### [GOAL OF THE EXERCISE]
Copy each line below exactly and leave the pictures out.

### [Document transcription data]
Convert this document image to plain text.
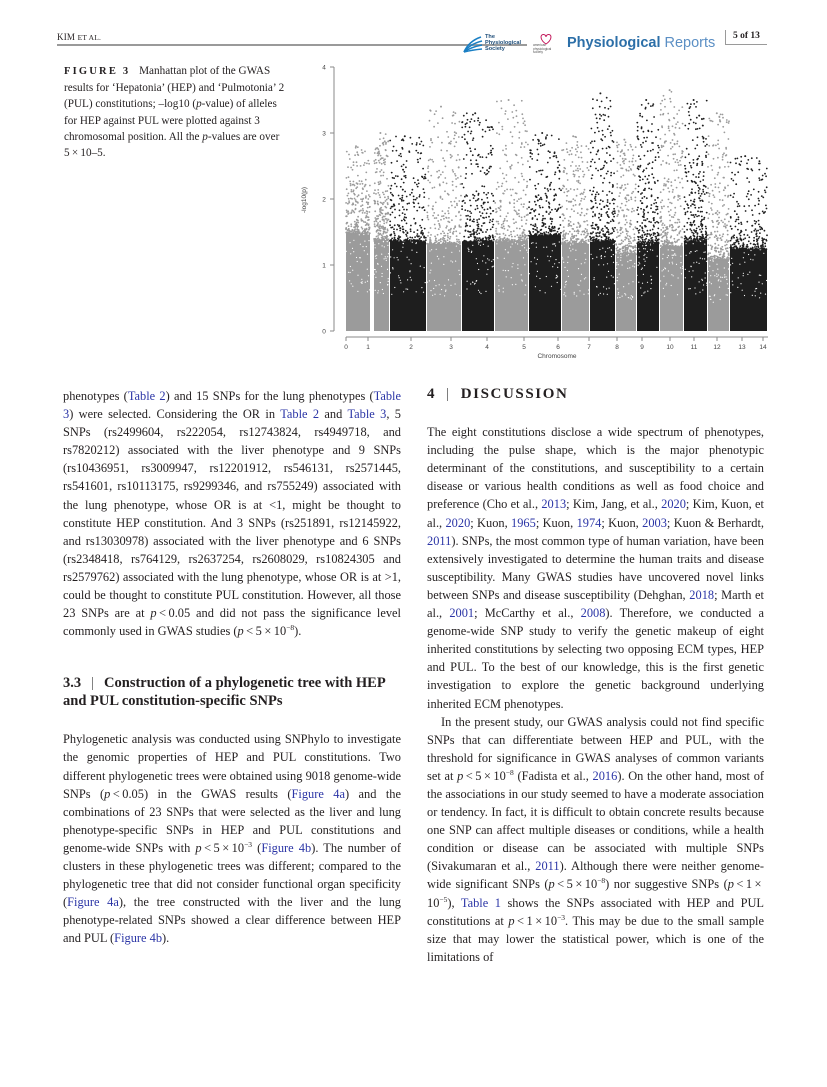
KIM ET AL.	The
Physiological
Society
american
physiological
society
Physiological Reports 5 of 13
FIGURE 3 Manhattan plot of the GWAS results for ‘Hepatonia’ (HEP) and ‘Pulmotonia’ 2 (PUL) constitutions; –log10 (p-value) of alleles for HEP against PUL were plotted against 3 chromosomal position. All the p-values are over 5 × 10–5.
0
1
2
3
4
0	1	2	3	4	5	6	7	8	9	10	11 12	13 14
-log10(p)
Chromosome

phenotypes (Table 2) and 15 SNPs for the lung phenotypes (Table 3) were selected. Considering the OR in Table 2 and Table 3, 5 SNPs (rs2499604, rs222054, rs12743824, rs4949718, and rs7820212) associated with the liver phenotype and 9 SNPs (rs10436951, rs3009947, rs12201912, rs546131, rs2571445, rs541601, rs10113175, rs9299346, and rs755249) associated with the lung phenotype, whose OR is at <1, might be thought to constitute HEP constitution. And 3 SNPs (rs251891, rs12145922, and rs13030978) associated with the liver phenotype and 6 SNPs (rs2348418, rs764129, rs2637254, rs2608029, rs10824305 and rs2579762) associated with the lung phenotype, whose OR is at >1, could be thought to constitute PUL constitution. However, all those 23 SNPs are at p < 0.05 and did not pass the significance level commonly used in GWAS studies $(p < 5 \times 10^{-8})$.

3.3 | Construction of a phylogenetic tree with HEP and PUL constitution-specific SNPs

Phylogenetic analysis was conducted using SNPhylo to investigate the genomic properties of HEP and PUL constitutions. Two different phylogenetic trees were obtained using 9018 genome-wide SNPs (p < 0.05) in the GWAS results (Figure 4a) and the combinations of 23 SNPs that were selected as the liver and lung phenotype-specific SNPs in HEP and PUL constitutions and genome-wide SNPs with $p < 5 \times 10^{-3}$ (Figure 4b). The number of clusters in these phylogenetic trees was different; compared to the phylogenetic tree that did not consider functional organ specificity (Figure 4a), the tree constructed with the liver and the lung phenotype-related SNPs showed a clear difference between HEP and PUL (Figure 4b).

4 | DISCUSSION

The eight constitutions disclose a wide spectrum of phenotypes, including the pulse shape, which is the major phenotypic determinant of the constitutions, and susceptibility to a certain disease or various health conditions as well as food choice and preference (Cho et al., 2013; Kim, Jang, et al., 2020; Kim, Kuon, et al., 2020; Kuon, 1965; Kuon, 1974; Kuon, 2003; Kuon & Berhardt, 2011). SNPs, the most common type of human variation, have been extensively investigated to determine the human traits and disease susceptibility. Many GWAS studies have uncovered novel links between SNPs and disease susceptibility (Dehghan, 2018; Marth et al., 2001; McCarthy et al., 2008). Therefore, we conducted a genome-wide SNP study to verify the genetic makeup of eight inherited constitutions by selecting two opposing ECM types, HEP and PUL. To the best of our knowledge, this is the first genetic investigation to explore the genetic background underlying inherited ECM phenotypes.

In the present study, our GWAS analysis could not find specific SNPs that can differentiate between HEP and PUL, with the threshold for significance in GWAS analyses of common variants set at $p < 5 \times 10^{-8}$ (Fadista et al., 2016). On the other hand, most of the associations in our study seemed to have a moderate association or tendency. In fact, it is difficult to obtain concrete results because one SNP can affect multiple diseases or conditions, while a health condition or disease can be associated with multiple SNPs (Sivakumaran et al., 2011). Although there were neither genome-wide significant SNPs $(p < 5 \times 10^{-8})$ nor suggestive SNPs $(p < 1 \times 10^{-5})$, Table 1 shows the SNPs associated with HEP and PUL constitutions at $p < 1 \times 10^{-3}$. This may be due to the small sample size that may lower the statistical power, which is one of the limitations of
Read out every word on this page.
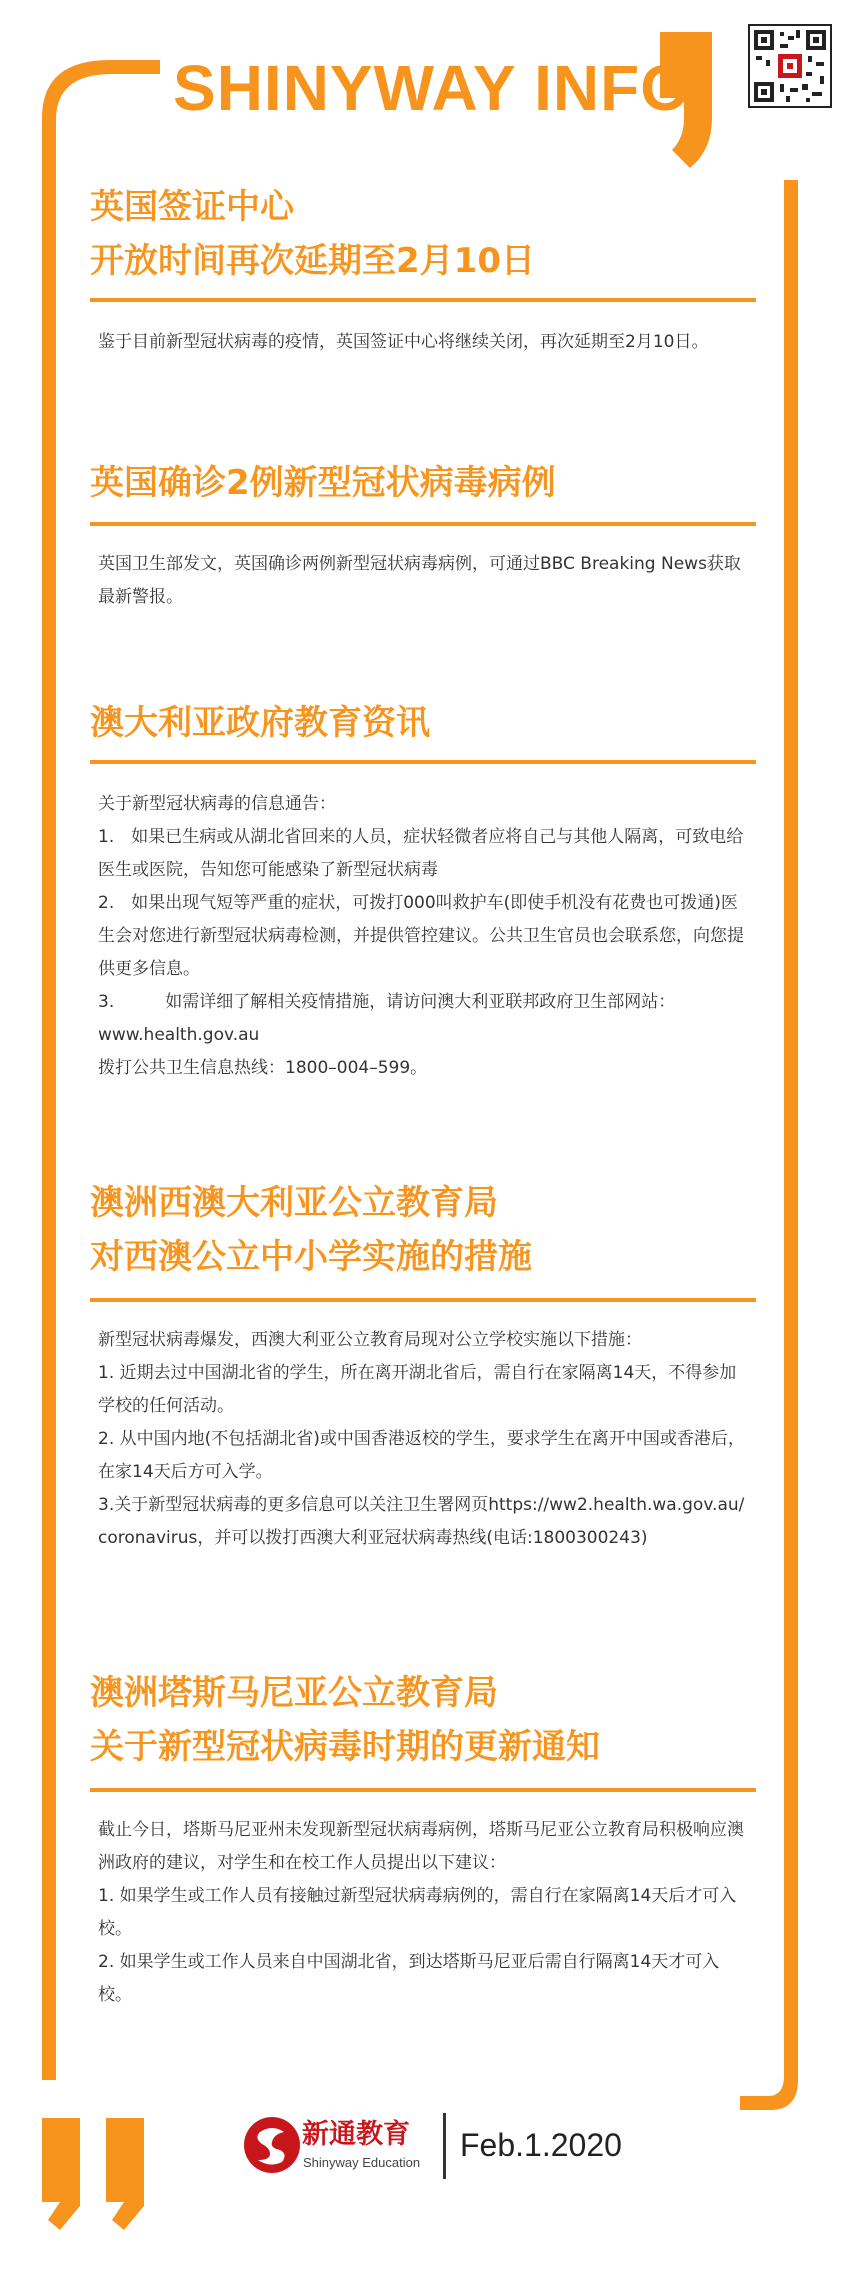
SHINYWAY INFO
英国签证中心
开放时间再次延期至2月10日

鉴于目前新型冠状病毒的疫情，英国签证中心将继续关闭，再次延期至2月10日。

英国确诊2例新型冠状病毒病例

英国卫生部发文，英国确诊两例新型冠状病毒病例，可通过BBC Breaking News获取最新警报。

澳大利亚政府教育资讯

关于新型冠状病毒的信息通告：

1.　如果已生病或从湖北省回来的人员，症状轻微者应将自己与其他人隔离，可致电给医生或医院，告知您可能感染了新型冠状病毒

2.　如果出现气短等严重的症状，可拨打000叫救护车(即使手机没有花费也可拨通)医生会对您进行新型冠状病毒检测，并提供管控建议。公共卫生官员也会联系您，向您提供更多信息。

3.　　　如需详细了解相关疫情措施，请访问澳大利亚联邦政府卫生部网站：www.health.gov.au

拨打公共卫生信息热线：1800–004–599。

澳洲西澳大利亚公立教育局
对西澳公立中小学实施的措施

新型冠状病毒爆发，西澳大利亚公立教育局现对公立学校实施以下措施：

1. 近期去过中国湖北省的学生，所在离开湖北省后，需自行在家隔离14天，不得参加学校的任何活动。

2. 从中国内地(不包括湖北省)或中国香港返校的学生，要求学生在离开中国或香港后，在家14天后方可入学。

3.关于新型冠状病毒的更多信息可以关注卫生署网页https://ww2.health.wa.gov.au/coronavirus，并可以拨打西澳大利亚冠状病毒热线(电话:1800300243)

澳洲塔斯马尼亚公立教育局
关于新型冠状病毒时期的更新通知

截止今日，塔斯马尼亚州未发现新型冠状病毒病例，塔斯马尼亚公立教育局积极响应澳洲政府的建议，对学生和在校工作人员提出以下建议：

1. 如果学生或工作人员有接触过新型冠状病毒病例的，需自行在家隔离14天后才可入校。

2. 如果学生或工作人员来自中国湖北省，到达塔斯马尼亚后需自行隔离14天才可入校。

新通教育
Shinyway Education Feb.1.2020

### [ANSWER BOX]
Convert this document image to plain text.
KIM ET AL.	The
Physiological
Society
american
physiological
society
Physiological Reports 5 of 13
FIGURE 3 Manhattan plot of the GWAS results for ‘Hepatonia’ (HEP) and ‘Pulmotonia’ 2 (PUL) constitutions; –log10 (p-value) of alleles for HEP against PUL were plotted against 3 chromosomal position. All the p-values are over 5 × 10–5.
0
1
2
3
4
0	1	2	3	4	5	6	7	8	9	10	11 12	13 14
-log10(p)
Chromosome

phenotypes (Table 2) and 15 SNPs for the lung phenotypes (Table 3) were selected. Considering the OR in Table 2 and Table 3, 5 SNPs (rs2499604, rs222054, rs12743824, rs4949718, and rs7820212) associated with the liver phenotype and 9 SNPs (rs10436951, rs3009947, rs12201912, rs546131, rs2571445, rs541601, rs10113175, rs9299346, and rs755249) associated with the lung phenotype, whose OR is at <1, might be thought to constitute HEP constitution. And 3 SNPs (rs251891, rs12145922, and rs13030978) associated with the liver phenotype and 6 SNPs (rs2348418, rs764129, rs2637254, rs2608029, rs10824305 and rs2579762) associated with the lung phenotype, whose OR is at >1, could be thought to constitute PUL constitution. However, all those 23 SNPs are at p < 0.05 and did not pass the significance level commonly used in GWAS studies $(p < 5 \times 10^{-8})$.

3.3 | Construction of a phylogenetic tree with HEP and PUL constitution-specific SNPs

Phylogenetic analysis was conducted using SNPhylo to investigate the genomic properties of HEP and PUL constitutions. Two different phylogenetic trees were obtained using 9018 genome-wide SNPs (p < 0.05) in the GWAS results (Figure 4a) and the combinations of 23 SNPs that were selected as the liver and lung phenotype-specific SNPs in HEP and PUL constitutions and genome-wide SNPs with $p < 5 \times 10^{-3}$ (Figure 4b). The number of clusters in these phylogenetic trees was different; compared to the phylogenetic tree that did not consider functional organ specificity (Figure 4a), the tree constructed with the liver and the lung phenotype-related SNPs showed a clear difference between HEP and PUL (Figure 4b).

4 | DISCUSSION

The eight constitutions disclose a wide spectrum of phenotypes, including the pulse shape, which is the major phenotypic determinant of the constitutions, and susceptibility to a certain disease or various health conditions as well as food choice and preference (Cho et al., 2013; Kim, Jang, et al., 2020; Kim, Kuon, et al., 2020; Kuon, 1965; Kuon, 1974; Kuon, 2003; Kuon & Berhardt, 2011). SNPs, the most common type of human variation, have been extensively investigated to determine the human traits and disease susceptibility. Many GWAS studies have uncovered novel links between SNPs and disease susceptibility (Dehghan, 2018; Marth et al., 2001; McCarthy et al., 2008). Therefore, we conducted a genome-wide SNP study to verify the genetic makeup of eight inherited constitutions by selecting two opposing ECM types, HEP and PUL. To the best of our knowledge, this is the first genetic investigation to explore the genetic background underlying inherited ECM phenotypes.

In the present study, our GWAS analysis could not find specific SNPs that can differentiate between HEP and PUL, with the threshold for significance in GWAS analyses of common variants set at $p < 5 \times 10^{-8}$ (Fadista et al., 2016). On the other hand, most of the associations in our study seemed to have a moderate association or tendency. In fact, it is difficult to obtain concrete results because one SNP can affect multiple diseases or conditions, while a health condition or disease can be associated with multiple SNPs (Sivakumaran et al., 2011). Although there were neither genome-wide significant SNPs $(p < 5 \times 10^{-8})$ nor suggestive SNPs $(p < 1 \times 10^{-5})$, Table 1 shows the SNPs associated with HEP and PUL constitutions at $p < 1 \times 10^{-3}$. This may be due to the small sample size that may lower the statistical power, which is one of the limitations of
Read out every word on this page.
SHINYWAY INFO
英国签证中心
开放时间再次延期至2月10日

鉴于目前新型冠状病毒的疫情，英国签证中心将继续关闭，再次延期至2月10日。

英国确诊2例新型冠状病毒病例

英国卫生部发文，英国确诊两例新型冠状病毒病例，可通过BBC Breaking News获取最新警报。

澳大利亚政府教育资讯

关于新型冠状病毒的信息通告：

1.　如果已生病或从湖北省回来的人员，症状轻微者应将自己与其他人隔离，可致电给医生或医院，告知您可能感染了新型冠状病毒

2.　如果出现气短等严重的症状，可拨打000叫救护车(即使手机没有花费也可拨通)医生会对您进行新型冠状病毒检测，并提供管控建议。公共卫生官员也会联系您，向您提供更多信息。

3.　　　如需详细了解相关疫情措施，请访问澳大利亚联邦政府卫生部网站：www.health.gov.au

拨打公共卫生信息热线：1800–004–599。

澳洲西澳大利亚公立教育局
对西澳公立中小学实施的措施

新型冠状病毒爆发，西澳大利亚公立教育局现对公立学校实施以下措施：

1. 近期去过中国湖北省的学生，所在离开湖北省后，需自行在家隔离14天，不得参加学校的任何活动。

2. 从中国内地(不包括湖北省)或中国香港返校的学生，要求学生在离开中国或香港后，在家14天后方可入学。

3.关于新型冠状病毒的更多信息可以关注卫生署网页https://ww2.health.wa.gov.au/coronavirus，并可以拨打西澳大利亚冠状病毒热线(电话:1800300243)

澳洲塔斯马尼亚公立教育局
关于新型冠状病毒时期的更新通知

截止今日，塔斯马尼亚州未发现新型冠状病毒病例，塔斯马尼亚公立教育局积极响应澳洲政府的建议，对学生和在校工作人员提出以下建议：

1. 如果学生或工作人员有接触过新型冠状病毒病例的，需自行在家隔离14天后才可入校。

2. 如果学生或工作人员来自中国湖北省，到达塔斯马尼亚后需自行隔离14天才可入校。

新通教育
Shinyway Education Feb.1.2020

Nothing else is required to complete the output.